[Task brief]:
Locate the string "marker" throughout the material and copy every line in which it occurs.

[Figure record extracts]
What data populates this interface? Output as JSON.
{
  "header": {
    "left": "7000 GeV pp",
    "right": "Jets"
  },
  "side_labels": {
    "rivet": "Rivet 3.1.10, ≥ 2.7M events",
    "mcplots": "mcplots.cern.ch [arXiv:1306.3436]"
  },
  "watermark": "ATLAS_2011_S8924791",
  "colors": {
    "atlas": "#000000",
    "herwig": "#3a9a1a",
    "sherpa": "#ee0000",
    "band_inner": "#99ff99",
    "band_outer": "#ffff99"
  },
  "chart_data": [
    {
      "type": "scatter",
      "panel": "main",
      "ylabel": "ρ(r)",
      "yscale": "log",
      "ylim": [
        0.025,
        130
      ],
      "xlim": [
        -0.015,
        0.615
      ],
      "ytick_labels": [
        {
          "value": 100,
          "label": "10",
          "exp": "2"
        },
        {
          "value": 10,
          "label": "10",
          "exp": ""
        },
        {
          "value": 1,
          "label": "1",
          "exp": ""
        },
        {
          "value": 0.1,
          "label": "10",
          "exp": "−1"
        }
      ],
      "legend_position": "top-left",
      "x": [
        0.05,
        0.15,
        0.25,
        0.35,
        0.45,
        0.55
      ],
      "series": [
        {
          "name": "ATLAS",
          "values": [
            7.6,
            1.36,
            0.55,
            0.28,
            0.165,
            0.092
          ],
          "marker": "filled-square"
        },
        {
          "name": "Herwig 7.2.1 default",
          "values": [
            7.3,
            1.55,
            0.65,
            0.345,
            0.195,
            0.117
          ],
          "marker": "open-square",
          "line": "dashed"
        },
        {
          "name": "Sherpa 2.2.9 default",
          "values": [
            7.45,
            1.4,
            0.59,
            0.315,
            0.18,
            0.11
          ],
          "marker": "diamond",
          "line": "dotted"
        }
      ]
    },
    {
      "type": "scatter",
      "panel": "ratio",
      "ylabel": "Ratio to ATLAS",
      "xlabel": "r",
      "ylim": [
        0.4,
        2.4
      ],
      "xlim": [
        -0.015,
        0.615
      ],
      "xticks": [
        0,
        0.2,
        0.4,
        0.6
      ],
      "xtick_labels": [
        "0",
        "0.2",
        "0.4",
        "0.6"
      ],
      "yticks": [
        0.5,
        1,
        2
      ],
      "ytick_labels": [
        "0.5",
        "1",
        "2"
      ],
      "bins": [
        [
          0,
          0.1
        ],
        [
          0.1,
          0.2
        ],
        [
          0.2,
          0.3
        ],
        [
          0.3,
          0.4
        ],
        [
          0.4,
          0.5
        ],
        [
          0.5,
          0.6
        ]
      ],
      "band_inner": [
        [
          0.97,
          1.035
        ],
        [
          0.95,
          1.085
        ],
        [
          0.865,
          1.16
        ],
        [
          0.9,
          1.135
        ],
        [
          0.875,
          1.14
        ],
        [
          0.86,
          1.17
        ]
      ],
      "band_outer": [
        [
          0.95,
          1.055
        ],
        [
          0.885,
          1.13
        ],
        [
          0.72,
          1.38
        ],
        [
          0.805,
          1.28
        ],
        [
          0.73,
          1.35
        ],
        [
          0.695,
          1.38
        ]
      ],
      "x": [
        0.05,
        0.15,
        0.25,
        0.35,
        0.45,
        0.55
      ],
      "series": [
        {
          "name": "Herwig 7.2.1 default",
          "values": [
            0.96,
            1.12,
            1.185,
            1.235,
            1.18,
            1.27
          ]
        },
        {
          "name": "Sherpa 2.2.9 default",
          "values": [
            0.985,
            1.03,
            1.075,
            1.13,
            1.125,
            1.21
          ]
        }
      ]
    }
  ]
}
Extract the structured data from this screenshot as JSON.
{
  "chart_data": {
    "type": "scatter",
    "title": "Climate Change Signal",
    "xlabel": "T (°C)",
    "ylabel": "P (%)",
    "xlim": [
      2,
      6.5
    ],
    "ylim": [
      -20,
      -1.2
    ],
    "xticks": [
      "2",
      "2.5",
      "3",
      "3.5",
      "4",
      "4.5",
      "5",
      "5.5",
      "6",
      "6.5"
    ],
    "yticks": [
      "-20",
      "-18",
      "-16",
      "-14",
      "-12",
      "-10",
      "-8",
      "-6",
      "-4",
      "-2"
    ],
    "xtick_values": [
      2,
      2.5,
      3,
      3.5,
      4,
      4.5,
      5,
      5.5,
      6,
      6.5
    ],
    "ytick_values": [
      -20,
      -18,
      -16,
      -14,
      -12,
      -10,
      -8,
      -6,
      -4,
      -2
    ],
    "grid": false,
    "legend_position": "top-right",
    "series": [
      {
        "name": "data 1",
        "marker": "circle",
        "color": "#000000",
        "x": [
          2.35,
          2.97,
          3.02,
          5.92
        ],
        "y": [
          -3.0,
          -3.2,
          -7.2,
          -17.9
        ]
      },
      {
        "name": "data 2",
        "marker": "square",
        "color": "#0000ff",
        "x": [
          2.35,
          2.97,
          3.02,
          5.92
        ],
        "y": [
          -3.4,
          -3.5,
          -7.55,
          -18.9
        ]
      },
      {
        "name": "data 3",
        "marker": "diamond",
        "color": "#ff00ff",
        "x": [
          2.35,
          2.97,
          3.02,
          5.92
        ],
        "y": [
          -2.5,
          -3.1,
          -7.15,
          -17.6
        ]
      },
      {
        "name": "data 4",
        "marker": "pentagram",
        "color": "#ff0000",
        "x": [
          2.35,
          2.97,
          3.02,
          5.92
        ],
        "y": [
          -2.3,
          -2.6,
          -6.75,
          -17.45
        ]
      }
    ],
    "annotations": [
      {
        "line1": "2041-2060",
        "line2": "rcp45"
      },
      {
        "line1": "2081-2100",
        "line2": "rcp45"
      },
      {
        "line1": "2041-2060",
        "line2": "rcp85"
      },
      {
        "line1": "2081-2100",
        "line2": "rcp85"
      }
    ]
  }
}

[Finished exercise]:
          "marker": "filled-square"
          "marker": "open-square",
          "marker": "diamond",
        "marker": "circle",
        "marker": "square",
        "marker": "diamond",
        "marker": "pentagram",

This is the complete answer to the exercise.